JOB: Your copy of the material below should match it exactly, except that it holds no pictures.

[Records from a collection]
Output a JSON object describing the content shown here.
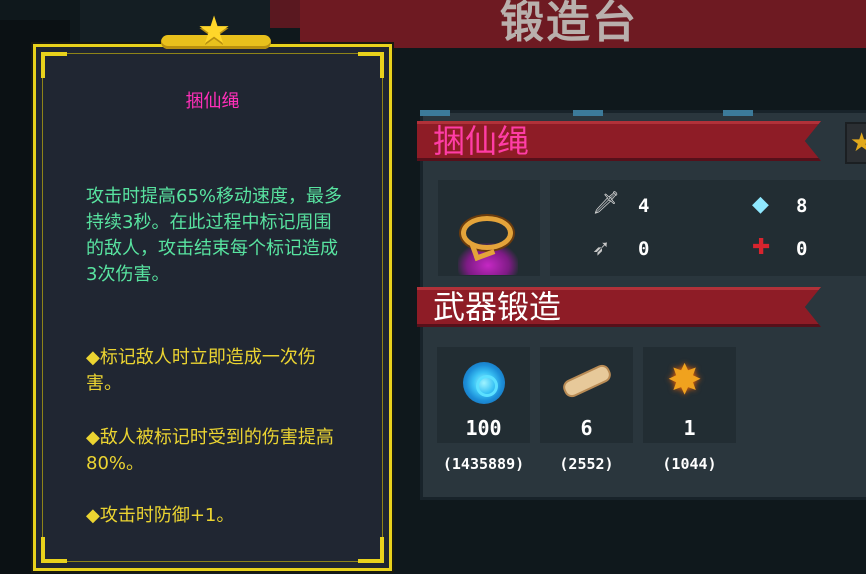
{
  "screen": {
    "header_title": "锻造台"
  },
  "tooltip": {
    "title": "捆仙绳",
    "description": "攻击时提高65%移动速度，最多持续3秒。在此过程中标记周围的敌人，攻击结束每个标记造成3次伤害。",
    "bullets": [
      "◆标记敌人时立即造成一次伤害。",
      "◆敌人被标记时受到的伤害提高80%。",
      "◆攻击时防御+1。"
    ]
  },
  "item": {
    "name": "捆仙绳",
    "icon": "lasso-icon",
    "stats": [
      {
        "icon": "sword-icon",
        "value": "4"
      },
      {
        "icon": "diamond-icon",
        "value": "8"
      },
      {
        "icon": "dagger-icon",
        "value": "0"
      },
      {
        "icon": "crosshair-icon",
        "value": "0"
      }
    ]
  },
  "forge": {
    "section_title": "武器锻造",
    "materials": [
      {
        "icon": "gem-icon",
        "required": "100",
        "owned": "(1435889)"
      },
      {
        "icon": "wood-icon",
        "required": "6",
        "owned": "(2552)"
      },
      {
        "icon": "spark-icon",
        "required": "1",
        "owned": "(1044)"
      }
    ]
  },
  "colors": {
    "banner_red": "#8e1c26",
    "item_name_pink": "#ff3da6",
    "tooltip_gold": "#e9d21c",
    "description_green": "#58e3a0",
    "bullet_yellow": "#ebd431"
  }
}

RESULT OF THE EXERCISE:
Output a JSON object describing the content shown here.
{
  "screen": {
    "header_title": "锻造台"
  },
  "tooltip": {
    "title": "捆仙绳",
    "description": "攻击时提高65%移动速度，最多持续3秒。在此过程中标记周围的敌人，攻击结束每个标记造成3次伤害。",
    "bullets": [
      "◆标记敌人时立即造成一次伤害。",
      "◆敌人被标记时受到的伤害提高80%。",
      "◆攻击时防御+1。"
    ]
  },
  "item": {
    "name": "捆仙绳",
    "icon": "lasso-icon",
    "stats": [
      {
        "icon": "sword-icon",
        "value": "4"
      },
      {
        "icon": "diamond-icon",
        "value": "8"
      },
      {
        "icon": "dagger-icon",
        "value": "0"
      },
      {
        "icon": "crosshair-icon",
        "value": "0"
      }
    ]
  },
  "forge": {
    "section_title": "武器锻造",
    "materials": [
      {
        "icon": "gem-icon",
        "required": "100",
        "owned": "(1435889)"
      },
      {
        "icon": "wood-icon",
        "required": "6",
        "owned": "(2552)"
      },
      {
        "icon": "spark-icon",
        "required": "1",
        "owned": "(1044)"
      }
    ]
  },
  "colors": {
    "banner_red": "#8e1c26",
    "item_name_pink": "#ff3da6",
    "tooltip_gold": "#e9d21c",
    "description_green": "#58e3a0",
    "bullet_yellow": "#ebd431"
  }
}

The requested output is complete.